## START DATA FOR THIS TASK

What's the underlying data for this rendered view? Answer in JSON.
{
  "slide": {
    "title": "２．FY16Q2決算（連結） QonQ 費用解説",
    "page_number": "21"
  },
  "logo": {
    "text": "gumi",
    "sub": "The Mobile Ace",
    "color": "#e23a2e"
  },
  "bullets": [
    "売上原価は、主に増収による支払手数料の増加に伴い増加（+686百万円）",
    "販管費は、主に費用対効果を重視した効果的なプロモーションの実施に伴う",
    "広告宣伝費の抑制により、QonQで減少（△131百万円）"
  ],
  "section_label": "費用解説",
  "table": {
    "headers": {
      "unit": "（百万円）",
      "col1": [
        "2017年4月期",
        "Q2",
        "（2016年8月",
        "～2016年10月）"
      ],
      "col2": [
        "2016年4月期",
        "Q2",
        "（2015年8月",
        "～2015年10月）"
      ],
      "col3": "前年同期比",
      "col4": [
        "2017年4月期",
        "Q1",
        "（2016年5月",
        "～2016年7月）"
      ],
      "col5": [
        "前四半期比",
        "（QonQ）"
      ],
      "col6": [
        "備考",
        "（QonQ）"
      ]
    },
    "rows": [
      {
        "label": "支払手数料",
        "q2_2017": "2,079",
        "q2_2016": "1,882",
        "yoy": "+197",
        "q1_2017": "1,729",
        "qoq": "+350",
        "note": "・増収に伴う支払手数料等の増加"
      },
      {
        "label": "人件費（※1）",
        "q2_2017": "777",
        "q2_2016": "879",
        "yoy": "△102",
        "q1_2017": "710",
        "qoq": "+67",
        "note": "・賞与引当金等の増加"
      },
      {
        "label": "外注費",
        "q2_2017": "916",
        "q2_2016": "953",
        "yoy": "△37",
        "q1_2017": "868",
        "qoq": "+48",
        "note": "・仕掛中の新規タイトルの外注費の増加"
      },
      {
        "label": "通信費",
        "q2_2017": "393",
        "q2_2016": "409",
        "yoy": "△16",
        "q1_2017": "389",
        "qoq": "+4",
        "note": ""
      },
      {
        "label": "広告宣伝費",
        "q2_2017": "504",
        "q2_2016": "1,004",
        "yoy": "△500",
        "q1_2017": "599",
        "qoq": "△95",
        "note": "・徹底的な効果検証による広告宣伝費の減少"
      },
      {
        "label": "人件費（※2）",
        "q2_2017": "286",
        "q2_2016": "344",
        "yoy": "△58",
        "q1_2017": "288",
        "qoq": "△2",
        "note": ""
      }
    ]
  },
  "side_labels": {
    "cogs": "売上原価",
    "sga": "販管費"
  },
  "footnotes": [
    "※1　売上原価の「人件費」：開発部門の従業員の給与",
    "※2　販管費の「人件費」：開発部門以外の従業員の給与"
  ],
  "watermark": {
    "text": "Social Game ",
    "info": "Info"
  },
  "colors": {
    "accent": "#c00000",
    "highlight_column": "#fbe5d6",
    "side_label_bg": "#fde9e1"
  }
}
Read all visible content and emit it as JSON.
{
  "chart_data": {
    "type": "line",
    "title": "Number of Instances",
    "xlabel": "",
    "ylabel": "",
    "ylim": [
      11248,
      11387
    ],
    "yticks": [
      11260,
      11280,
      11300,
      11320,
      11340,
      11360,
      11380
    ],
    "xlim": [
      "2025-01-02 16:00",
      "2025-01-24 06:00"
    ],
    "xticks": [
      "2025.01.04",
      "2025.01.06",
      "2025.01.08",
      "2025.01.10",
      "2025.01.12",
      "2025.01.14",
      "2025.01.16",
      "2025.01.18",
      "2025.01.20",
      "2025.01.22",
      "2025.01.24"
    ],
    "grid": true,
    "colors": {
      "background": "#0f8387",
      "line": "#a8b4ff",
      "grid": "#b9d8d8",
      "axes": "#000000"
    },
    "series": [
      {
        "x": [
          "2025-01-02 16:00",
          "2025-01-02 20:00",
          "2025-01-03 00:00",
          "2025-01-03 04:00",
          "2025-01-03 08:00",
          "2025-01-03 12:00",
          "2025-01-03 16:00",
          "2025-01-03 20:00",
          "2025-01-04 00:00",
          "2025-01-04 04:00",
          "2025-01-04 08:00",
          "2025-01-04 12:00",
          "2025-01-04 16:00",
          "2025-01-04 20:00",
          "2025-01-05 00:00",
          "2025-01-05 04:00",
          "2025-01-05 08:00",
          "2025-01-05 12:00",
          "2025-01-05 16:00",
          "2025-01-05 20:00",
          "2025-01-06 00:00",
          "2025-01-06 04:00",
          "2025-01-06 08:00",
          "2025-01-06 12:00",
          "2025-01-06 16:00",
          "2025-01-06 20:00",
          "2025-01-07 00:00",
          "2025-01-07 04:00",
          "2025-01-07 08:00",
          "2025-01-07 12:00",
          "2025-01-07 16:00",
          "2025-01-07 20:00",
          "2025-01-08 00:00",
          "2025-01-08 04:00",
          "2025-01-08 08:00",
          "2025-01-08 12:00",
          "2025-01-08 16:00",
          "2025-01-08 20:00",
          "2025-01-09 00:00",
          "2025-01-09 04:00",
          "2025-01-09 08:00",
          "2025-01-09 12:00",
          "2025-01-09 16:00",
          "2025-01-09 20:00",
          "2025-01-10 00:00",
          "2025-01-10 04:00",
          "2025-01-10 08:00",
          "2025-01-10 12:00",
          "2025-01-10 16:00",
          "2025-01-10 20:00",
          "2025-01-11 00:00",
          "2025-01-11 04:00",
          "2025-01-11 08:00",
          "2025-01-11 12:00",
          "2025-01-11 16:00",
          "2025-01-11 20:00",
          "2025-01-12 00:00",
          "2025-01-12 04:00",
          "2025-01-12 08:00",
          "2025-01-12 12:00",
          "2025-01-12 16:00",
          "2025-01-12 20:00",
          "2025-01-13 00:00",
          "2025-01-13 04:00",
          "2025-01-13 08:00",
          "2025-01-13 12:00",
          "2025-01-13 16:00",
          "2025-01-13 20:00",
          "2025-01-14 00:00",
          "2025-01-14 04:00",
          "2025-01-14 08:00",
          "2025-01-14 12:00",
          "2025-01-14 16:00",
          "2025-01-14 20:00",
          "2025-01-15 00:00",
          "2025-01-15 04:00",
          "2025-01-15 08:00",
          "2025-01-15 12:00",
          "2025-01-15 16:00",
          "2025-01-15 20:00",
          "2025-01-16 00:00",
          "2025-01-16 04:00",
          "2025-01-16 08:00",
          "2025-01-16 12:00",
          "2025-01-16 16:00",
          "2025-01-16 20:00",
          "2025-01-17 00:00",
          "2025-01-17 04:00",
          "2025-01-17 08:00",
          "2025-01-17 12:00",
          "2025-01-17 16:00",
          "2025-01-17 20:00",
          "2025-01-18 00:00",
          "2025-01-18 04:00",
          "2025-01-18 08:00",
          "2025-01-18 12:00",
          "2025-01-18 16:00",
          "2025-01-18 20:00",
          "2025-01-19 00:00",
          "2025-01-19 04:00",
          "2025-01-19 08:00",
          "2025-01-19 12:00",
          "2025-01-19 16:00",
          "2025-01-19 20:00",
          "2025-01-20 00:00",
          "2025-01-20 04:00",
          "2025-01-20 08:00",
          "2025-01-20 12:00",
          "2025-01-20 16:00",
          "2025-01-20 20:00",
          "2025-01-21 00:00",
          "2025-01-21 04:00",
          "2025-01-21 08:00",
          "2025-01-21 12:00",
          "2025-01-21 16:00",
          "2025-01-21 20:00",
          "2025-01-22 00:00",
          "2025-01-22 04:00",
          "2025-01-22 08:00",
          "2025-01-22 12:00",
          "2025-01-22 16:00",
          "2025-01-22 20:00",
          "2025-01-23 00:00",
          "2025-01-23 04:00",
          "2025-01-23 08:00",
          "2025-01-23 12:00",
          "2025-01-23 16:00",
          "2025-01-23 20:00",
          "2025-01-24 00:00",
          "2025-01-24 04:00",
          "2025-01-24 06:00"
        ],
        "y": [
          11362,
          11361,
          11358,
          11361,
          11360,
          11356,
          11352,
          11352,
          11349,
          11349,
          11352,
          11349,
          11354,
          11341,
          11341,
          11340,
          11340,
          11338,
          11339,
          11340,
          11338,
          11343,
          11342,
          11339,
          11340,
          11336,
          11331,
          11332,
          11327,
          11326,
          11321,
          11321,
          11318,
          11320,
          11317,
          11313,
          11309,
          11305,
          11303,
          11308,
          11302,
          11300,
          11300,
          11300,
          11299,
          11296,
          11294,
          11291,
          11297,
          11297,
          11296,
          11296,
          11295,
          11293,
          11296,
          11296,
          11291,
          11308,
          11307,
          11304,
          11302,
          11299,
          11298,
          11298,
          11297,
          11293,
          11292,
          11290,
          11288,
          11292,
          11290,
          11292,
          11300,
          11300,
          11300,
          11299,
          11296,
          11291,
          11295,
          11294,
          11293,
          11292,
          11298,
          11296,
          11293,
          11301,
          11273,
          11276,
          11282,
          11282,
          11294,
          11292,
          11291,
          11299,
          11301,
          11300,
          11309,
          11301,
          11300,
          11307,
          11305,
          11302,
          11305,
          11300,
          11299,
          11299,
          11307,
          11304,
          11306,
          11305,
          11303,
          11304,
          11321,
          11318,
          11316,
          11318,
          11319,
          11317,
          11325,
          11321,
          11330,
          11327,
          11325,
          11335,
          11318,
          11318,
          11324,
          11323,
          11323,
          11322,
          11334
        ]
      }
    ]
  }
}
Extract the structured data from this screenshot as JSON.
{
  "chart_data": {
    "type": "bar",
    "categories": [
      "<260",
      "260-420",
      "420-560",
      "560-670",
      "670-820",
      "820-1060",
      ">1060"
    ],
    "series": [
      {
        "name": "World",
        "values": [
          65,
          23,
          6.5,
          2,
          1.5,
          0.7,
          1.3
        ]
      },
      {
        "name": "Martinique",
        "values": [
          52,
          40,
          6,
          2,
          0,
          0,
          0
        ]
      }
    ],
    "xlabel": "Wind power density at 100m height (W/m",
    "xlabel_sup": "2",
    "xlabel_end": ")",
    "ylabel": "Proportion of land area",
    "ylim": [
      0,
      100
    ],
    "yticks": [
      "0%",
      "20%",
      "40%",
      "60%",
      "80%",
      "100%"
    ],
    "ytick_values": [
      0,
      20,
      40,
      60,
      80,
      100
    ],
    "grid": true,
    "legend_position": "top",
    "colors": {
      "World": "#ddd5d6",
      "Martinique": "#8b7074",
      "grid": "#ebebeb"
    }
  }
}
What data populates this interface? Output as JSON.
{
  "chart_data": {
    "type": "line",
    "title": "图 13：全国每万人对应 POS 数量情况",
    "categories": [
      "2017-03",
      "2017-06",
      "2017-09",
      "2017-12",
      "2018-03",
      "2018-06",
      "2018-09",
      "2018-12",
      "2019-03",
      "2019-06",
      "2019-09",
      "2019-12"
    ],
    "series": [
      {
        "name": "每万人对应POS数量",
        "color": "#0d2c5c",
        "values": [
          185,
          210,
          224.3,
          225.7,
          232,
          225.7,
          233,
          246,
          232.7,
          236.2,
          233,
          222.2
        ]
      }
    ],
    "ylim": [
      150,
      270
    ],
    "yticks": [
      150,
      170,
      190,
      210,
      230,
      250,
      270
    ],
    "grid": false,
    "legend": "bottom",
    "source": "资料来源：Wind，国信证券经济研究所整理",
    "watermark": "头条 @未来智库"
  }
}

## END DATA FOR THIS TASK

*WHAT TO PRODUCE*. Extract the closing run of lines, starting with the one containing "What data populates" and ending at the last, exactly as written.

*SOLUTION TO THIS TASK*.
What data populates this interface? Output as JSON.
{
  "chart_data": {
    "type": "line",
    "title": "图 13：全国每万人对应 POS 数量情况",
    "categories": [
      "2017-03",
      "2017-06",
      "2017-09",
      "2017-12",
      "2018-03",
      "2018-06",
      "2018-09",
      "2018-12",
      "2019-03",
      "2019-06",
      "2019-09",
      "2019-12"
    ],
    "series": [
      {
        "name": "每万人对应POS数量",
        "color": "#0d2c5c",
        "values": [
          185,
          210,
          224.3,
          225.7,
          232,
          225.7,
          233,
          246,
          232.7,
          236.2,
          233,
          222.2
        ]
      }
    ],
    "ylim": [
      150,
      270
    ],
    "yticks": [
      150,
      170,
      190,
      210,
      230,
      250,
      270
    ],
    "grid": false,
    "legend": "bottom",
    "source": "资料来源：Wind，国信证券经济研究所整理",
    "watermark": "头条 @未来智库"
  }
}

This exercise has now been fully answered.